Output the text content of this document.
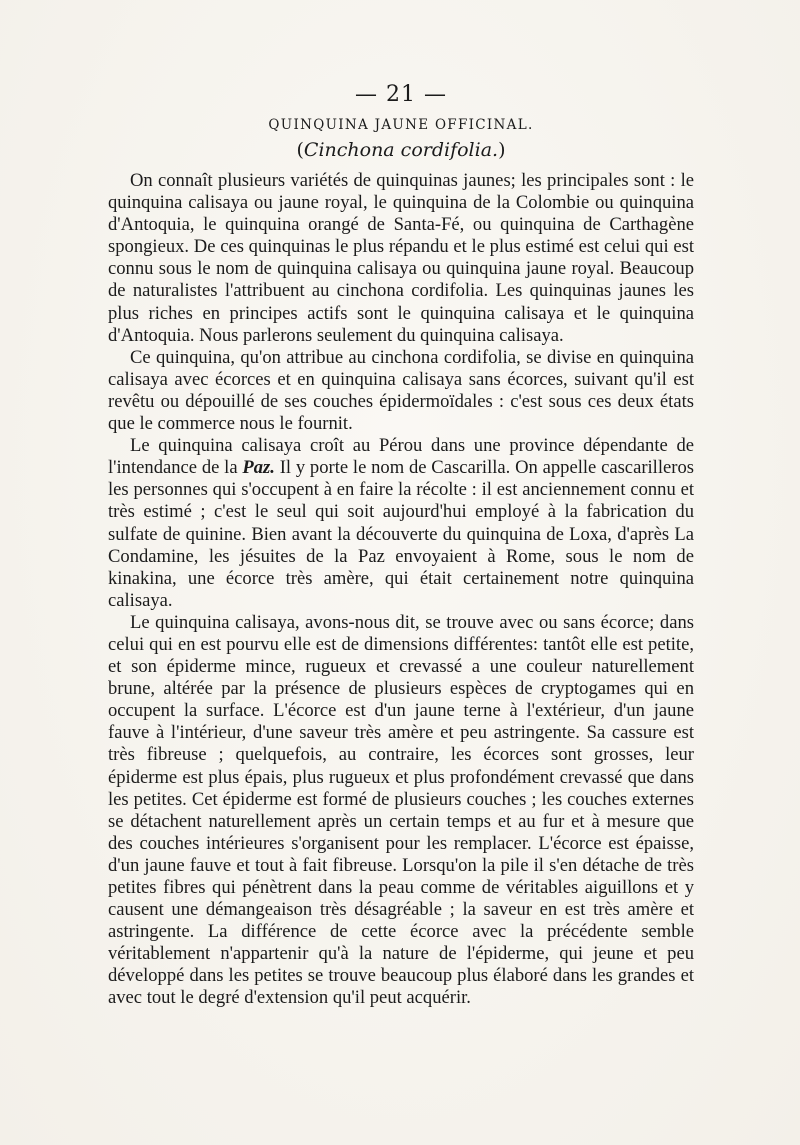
— 21 —
QUINQUINA JAUNE OFFICINAL.
(Cinchona cordifolia.)

On connaît plusieurs variétés de quinquinas jaunes; les principales sont : le quinquina calisaya ou jaune royal, le quinquina de la Colombie ou quinquina d'Antoquia, le quinquina orangé de Santa-Fé, ou quinquina de Carthagène spongieux. De ces quinquinas le plus répandu et le plus estimé est celui qui est connu sous le nom de quinquina calisaya ou quinquina jaune royal. Beaucoup de naturalistes l'attribuent au cinchona cordifolia. Les quinquinas jaunes les plus riches en principes actifs sont le quinquina calisaya et le quinquina d'Antoquia. Nous parlerons seulement du quinquina calisaya.

Ce quinquina, qu'on attribue au cinchona cordifolia, se divise en quinquina calisaya avec écorces et en quinquina calisaya sans écorces, suivant qu'il est revêtu ou dépouillé de ses couches épidermoïdales : c'est sous ces deux états que le commerce nous le fournit.

Le quinquina calisaya croît au Pérou dans une province dépendante de l'intendance de la Paz. Il y porte le nom de Cascarilla. On appelle cascarilleros les personnes qui s'occupent à en faire la récolte : il est anciennement connu et très estimé ; c'est le seul qui soit aujourd'hui employé à la fabrication du sulfate de quinine. Bien avant la découverte du quinquina de Loxa, d'après La Condamine, les jésuites de la Paz envoyaient à Rome, sous le nom de kinakina, une écorce très amère, qui était certainement notre quinquina calisaya.

Le quinquina calisaya, avons-nous dit, se trouve avec ou sans écorce; dans celui qui en est pourvu elle est de dimensions différentes: tantôt elle est petite, et son épiderme mince, rugueux et crevassé a une couleur naturellement brune, altérée par la présence de plusieurs espèces de cryptogames qui en occupent la surface. L'écorce est d'un jaune terne à l'extérieur, d'un jaune fauve à l'intérieur, d'une saveur très amère et peu astringente. Sa cassure est très fibreuse ; quelquefois, au contraire, les écorces sont grosses, leur épiderme est plus épais, plus rugueux et plus profondément crevassé que dans les petites. Cet épiderme est formé de plusieurs couches ; les couches externes se détachent naturellement après un certain temps et au fur et à mesure que des couches intérieures s'organisent pour les remplacer. L'écorce est épaisse, d'un jaune fauve et tout à fait fibreuse. Lorsqu'on la pile il s'en détache de très petites fibres qui pénètrent dans la peau comme de véritables aiguillons et y causent une démangeaison très désagréable ; la saveur en est très amère et astringente. La différence de cette écorce avec la précédente semble véritablement n'appartenir qu'à la nature de l'épiderme, qui jeune et peu développé dans les petites se trouve beaucoup plus élaboré dans les grandes et avec tout le degré d'extension qu'il peut acquérir.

What to work on: Reproduce the material word for word. Any pictures should be left out of the copy.

Response to the exercise:
Output the text content of this document.
— 21 —
QUINQUINA JAUNE OFFICINAL.
(Cinchona cordifolia.)

On connaît plusieurs variétés de quinquinas jaunes; les principales sont : le quinquina calisaya ou jaune royal, le quinquina de la Colombie ou quinquina d'Antoquia, le quinquina orangé de Santa-Fé, ou quinquina de Carthagène spongieux. De ces quinquinas le plus répandu et le plus estimé est celui qui est connu sous le nom de quinquina calisaya ou quinquina jaune royal. Beaucoup de naturalistes l'attribuent au cinchona cordifolia. Les quinquinas jaunes les plus riches en principes actifs sont le quinquina calisaya et le quinquina d'Antoquia. Nous parlerons seulement du quinquina calisaya.

Ce quinquina, qu'on attribue au cinchona cordifolia, se divise en quinquina calisaya avec écorces et en quinquina calisaya sans écorces, suivant qu'il est revêtu ou dépouillé de ses couches épidermoïdales : c'est sous ces deux états que le commerce nous le fournit.

Le quinquina calisaya croît au Pérou dans une province dépendante de l'intendance de la Paz. Il y porte le nom de Cascarilla. On appelle cascarilleros les personnes qui s'occupent à en faire la récolte : il est anciennement connu et très estimé ; c'est le seul qui soit aujourd'hui employé à la fabrication du sulfate de quinine. Bien avant la découverte du quinquina de Loxa, d'après La Condamine, les jésuites de la Paz envoyaient à Rome, sous le nom de kinakina, une écorce très amère, qui était certainement notre quinquina calisaya.

Le quinquina calisaya, avons-nous dit, se trouve avec ou sans écorce; dans celui qui en est pourvu elle est de dimensions différentes: tantôt elle est petite, et son épiderme mince, rugueux et crevassé a une couleur naturellement brune, altérée par la présence de plusieurs espèces de cryptogames qui en occupent la surface. L'écorce est d'un jaune terne à l'extérieur, d'un jaune fauve à l'intérieur, d'une saveur très amère et peu astringente. Sa cassure est très fibreuse ; quelquefois, au contraire, les écorces sont grosses, leur épiderme est plus épais, plus rugueux et plus profondément crevassé que dans les petites. Cet épiderme est formé de plusieurs couches ; les couches externes se détachent naturellement après un certain temps et au fur et à mesure que des couches intérieures s'organisent pour les remplacer. L'écorce est épaisse, d'un jaune fauve et tout à fait fibreuse. Lorsqu'on la pile il s'en détache de très petites fibres qui pénètrent dans la peau comme de véritables aiguillons et y causent une démangeaison très désagréable ; la saveur en est très amère et astringente. La différence de cette écorce avec la précédente semble véritablement n'appartenir qu'à la nature de l'épiderme, qui jeune et peu développé dans les petites se trouve beaucoup plus élaboré dans les grandes et avec tout le degré d'extension qu'il peut acquérir.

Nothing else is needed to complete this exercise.